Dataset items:
━━━━━━

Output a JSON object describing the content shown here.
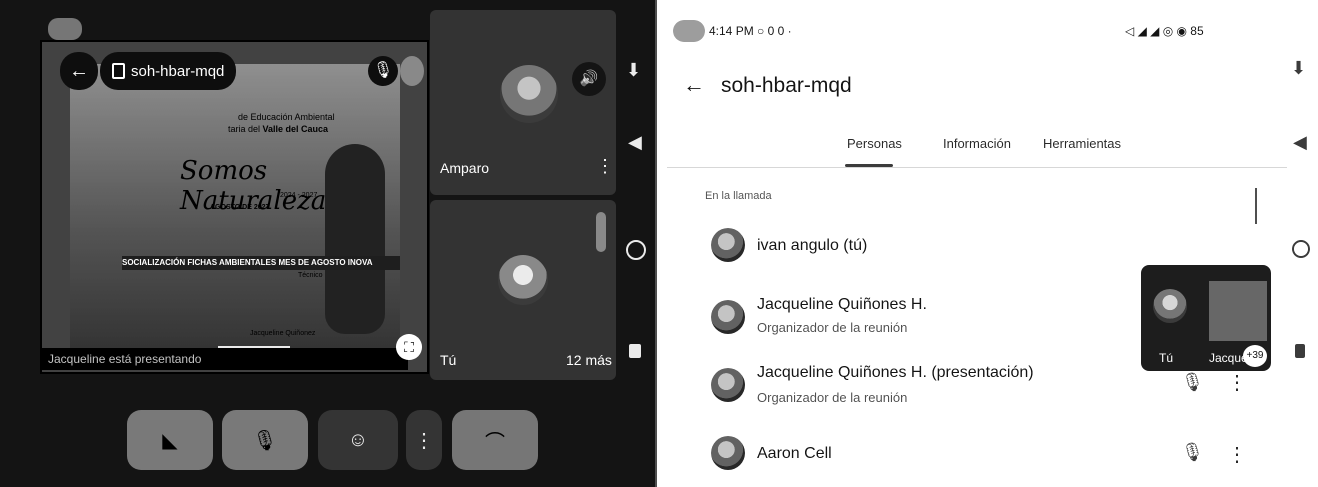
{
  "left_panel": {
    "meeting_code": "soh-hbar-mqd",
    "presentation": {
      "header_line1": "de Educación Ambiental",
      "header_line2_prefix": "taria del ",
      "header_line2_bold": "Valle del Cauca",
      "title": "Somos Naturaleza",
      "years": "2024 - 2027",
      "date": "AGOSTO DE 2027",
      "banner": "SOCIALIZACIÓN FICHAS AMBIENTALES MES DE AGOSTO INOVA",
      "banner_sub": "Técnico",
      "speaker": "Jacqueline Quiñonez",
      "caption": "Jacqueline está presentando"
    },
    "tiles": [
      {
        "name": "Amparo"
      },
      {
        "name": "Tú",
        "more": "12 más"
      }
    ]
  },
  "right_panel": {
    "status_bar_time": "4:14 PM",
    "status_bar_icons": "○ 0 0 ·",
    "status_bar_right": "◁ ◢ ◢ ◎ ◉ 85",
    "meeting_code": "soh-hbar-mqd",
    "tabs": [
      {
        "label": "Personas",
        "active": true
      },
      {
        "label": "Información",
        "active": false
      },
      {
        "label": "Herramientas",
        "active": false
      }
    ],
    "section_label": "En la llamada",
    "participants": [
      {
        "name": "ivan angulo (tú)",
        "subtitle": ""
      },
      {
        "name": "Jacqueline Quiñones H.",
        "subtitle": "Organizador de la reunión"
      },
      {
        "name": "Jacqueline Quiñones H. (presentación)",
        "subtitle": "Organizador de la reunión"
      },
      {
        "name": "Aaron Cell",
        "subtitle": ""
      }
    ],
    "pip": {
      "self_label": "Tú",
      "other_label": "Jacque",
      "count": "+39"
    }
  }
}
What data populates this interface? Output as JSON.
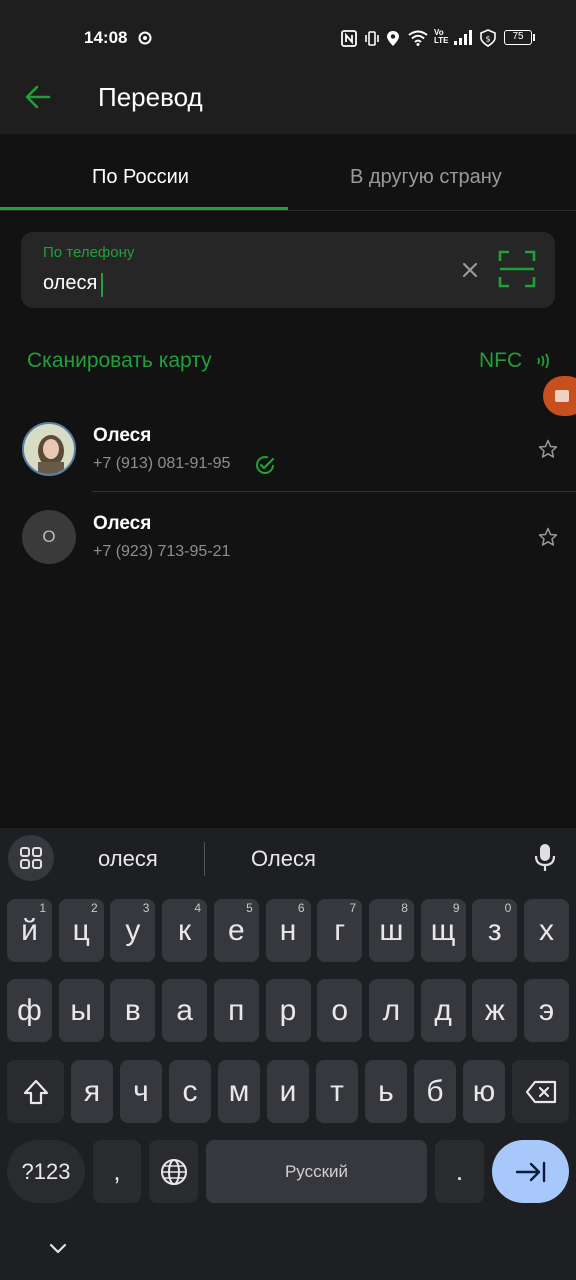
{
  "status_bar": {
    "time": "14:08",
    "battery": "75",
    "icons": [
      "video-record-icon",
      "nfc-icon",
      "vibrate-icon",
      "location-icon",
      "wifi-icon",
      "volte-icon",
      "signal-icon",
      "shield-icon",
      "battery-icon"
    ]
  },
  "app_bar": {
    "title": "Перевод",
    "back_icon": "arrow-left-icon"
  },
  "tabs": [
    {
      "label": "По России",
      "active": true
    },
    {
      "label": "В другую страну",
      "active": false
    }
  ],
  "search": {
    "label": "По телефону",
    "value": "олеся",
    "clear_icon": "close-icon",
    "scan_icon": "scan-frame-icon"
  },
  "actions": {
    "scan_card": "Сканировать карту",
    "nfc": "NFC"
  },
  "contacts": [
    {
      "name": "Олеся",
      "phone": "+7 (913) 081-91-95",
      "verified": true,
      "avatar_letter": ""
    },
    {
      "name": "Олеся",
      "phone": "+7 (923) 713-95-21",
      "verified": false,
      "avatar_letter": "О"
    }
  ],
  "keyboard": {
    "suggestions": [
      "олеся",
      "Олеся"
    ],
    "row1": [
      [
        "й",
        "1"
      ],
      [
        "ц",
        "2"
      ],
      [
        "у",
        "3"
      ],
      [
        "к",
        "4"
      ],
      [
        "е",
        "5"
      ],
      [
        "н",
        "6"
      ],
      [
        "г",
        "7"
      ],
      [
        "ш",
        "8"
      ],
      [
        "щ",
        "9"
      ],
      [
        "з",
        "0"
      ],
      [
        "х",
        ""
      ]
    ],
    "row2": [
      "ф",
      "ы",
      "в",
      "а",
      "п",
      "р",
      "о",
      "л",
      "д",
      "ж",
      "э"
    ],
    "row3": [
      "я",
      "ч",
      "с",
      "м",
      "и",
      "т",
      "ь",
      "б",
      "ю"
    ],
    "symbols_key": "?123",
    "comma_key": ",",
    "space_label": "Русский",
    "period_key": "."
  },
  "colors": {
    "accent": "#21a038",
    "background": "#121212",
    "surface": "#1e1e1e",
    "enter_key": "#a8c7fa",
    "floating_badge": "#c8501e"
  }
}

━━━━━━

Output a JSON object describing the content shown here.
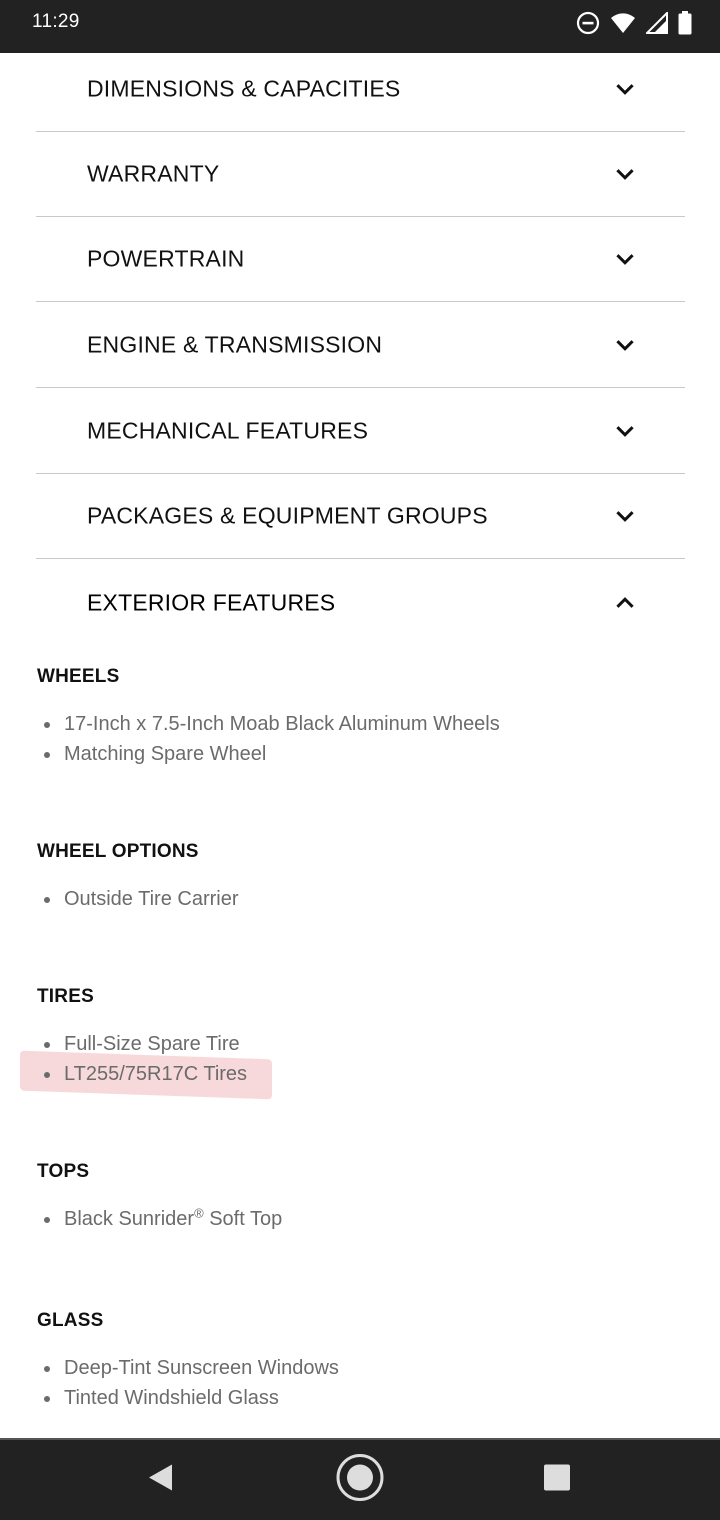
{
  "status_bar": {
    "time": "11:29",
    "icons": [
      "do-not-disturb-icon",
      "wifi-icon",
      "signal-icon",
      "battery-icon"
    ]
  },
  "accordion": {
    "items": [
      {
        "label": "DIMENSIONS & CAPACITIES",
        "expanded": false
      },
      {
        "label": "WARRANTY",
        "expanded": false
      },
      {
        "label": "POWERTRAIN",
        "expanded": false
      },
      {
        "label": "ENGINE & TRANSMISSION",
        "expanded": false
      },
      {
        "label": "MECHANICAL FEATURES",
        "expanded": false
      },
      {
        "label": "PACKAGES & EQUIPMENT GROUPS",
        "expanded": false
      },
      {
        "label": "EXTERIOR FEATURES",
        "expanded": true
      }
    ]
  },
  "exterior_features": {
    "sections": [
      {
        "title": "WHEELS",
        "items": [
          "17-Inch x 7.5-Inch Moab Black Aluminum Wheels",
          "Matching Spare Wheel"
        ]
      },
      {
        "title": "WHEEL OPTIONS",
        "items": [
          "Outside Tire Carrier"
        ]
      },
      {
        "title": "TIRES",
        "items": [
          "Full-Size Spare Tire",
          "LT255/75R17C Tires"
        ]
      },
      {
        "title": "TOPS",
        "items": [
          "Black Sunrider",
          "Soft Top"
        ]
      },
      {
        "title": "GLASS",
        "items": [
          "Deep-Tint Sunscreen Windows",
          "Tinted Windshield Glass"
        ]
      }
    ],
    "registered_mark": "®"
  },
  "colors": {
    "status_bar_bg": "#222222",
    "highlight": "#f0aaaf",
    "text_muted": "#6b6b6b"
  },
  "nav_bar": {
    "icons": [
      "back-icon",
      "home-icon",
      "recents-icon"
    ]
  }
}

━━━━━━

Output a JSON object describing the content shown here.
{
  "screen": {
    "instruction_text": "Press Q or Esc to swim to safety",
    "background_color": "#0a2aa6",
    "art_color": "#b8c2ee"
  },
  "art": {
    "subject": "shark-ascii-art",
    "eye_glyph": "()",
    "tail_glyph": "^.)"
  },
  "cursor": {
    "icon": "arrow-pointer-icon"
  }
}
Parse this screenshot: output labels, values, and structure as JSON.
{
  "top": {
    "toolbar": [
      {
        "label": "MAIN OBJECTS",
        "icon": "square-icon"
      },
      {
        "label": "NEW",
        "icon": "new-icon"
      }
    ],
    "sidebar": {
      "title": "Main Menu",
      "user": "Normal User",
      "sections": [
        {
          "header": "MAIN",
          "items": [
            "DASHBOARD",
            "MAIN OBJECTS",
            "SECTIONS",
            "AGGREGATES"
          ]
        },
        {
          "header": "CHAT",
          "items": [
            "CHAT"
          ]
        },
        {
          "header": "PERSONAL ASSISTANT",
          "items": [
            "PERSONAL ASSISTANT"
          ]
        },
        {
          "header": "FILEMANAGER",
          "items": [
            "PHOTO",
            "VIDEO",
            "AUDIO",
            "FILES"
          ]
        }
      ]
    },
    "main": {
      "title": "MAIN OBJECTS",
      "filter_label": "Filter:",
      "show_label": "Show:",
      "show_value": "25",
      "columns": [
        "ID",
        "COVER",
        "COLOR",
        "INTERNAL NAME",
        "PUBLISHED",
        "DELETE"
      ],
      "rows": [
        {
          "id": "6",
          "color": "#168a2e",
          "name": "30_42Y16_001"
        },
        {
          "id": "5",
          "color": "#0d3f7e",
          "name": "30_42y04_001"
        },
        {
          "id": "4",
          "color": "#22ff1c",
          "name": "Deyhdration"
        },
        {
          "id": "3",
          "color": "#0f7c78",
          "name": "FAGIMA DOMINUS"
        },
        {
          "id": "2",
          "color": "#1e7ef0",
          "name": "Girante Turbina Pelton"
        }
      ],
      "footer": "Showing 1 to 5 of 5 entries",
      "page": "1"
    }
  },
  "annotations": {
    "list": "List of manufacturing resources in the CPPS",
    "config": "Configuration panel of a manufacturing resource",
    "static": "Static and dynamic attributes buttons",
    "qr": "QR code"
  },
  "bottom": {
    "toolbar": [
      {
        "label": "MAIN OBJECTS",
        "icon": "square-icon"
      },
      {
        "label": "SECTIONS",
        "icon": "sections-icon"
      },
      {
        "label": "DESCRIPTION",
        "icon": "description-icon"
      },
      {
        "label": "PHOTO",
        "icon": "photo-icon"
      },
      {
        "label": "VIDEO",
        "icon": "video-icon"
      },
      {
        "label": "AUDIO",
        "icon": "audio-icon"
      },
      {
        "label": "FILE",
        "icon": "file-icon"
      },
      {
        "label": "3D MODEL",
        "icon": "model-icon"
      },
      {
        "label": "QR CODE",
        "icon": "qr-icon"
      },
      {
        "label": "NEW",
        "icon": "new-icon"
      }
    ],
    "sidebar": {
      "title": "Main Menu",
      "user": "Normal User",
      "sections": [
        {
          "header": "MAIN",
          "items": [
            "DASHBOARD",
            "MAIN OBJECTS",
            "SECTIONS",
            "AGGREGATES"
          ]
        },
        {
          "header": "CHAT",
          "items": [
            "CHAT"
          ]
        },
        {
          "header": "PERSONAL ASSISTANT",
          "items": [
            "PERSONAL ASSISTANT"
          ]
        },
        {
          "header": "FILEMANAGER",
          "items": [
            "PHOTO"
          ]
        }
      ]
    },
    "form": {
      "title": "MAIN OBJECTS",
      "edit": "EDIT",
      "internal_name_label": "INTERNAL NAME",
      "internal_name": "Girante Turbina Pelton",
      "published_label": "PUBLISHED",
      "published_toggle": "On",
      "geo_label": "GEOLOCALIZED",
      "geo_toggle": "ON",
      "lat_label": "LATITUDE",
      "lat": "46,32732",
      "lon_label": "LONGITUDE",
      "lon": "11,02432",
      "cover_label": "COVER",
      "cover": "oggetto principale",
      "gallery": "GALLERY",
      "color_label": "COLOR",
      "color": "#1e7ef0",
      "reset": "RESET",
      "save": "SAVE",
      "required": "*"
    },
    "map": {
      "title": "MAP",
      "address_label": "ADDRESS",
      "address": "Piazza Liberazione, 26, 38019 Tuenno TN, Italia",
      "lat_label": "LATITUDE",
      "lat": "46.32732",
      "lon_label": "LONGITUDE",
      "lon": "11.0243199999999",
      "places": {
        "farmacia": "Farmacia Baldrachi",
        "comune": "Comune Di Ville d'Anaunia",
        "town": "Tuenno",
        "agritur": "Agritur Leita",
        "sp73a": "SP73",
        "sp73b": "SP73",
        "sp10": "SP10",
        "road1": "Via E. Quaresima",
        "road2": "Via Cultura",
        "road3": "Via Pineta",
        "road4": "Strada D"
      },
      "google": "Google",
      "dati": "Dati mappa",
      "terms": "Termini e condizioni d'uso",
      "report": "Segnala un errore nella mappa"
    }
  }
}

━━━━━━

▶ **Exercise requirements**: Find the lines above that contain the word "Black" and collect them.

▶ **Task answer**:
          "17-Inch x 7.5-Inch Moab Black Aluminum Wheels",
          "Black Sunrider",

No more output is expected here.